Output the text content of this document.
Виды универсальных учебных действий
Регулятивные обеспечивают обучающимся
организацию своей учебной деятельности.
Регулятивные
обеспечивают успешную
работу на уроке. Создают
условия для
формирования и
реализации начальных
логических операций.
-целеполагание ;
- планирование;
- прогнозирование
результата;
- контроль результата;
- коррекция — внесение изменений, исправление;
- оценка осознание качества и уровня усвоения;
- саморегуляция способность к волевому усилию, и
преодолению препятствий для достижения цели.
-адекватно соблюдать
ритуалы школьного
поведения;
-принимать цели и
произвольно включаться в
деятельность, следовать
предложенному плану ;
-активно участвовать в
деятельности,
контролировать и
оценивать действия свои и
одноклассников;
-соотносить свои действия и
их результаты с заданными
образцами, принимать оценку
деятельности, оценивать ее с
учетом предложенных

----

Problem description: Copy out the full material exactly as it appears.

Correct response:
Output the text content of this document.
Виды универсальных учебных действий
Регулятивные обеспечивают обучающимся
организацию своей учебной деятельности.
Регулятивные
обеспечивают успешную
работу на уроке. Создают
условия для
формирования и
реализации начальных
логических операций.
-целеполагание ;
- планирование;
- прогнозирование
результата;
- контроль результата;
- коррекция — внесение изменений, исправление;
- оценка осознание качества и уровня усвоения;
- саморегуляция способность к волевому усилию, и
преодолению препятствий для достижения цели.
-адекватно соблюдать
ритуалы школьного
поведения;
-принимать цели и
произвольно включаться в
деятельность, следовать
предложенному плану ;
-активно участвовать в
деятельности,
контролировать и
оценивать действия свои и
одноклассников;
-соотносить свои действия и
их результаты с заданными
образцами, принимать оценку
деятельности, оценивать ее с
учетом предложенных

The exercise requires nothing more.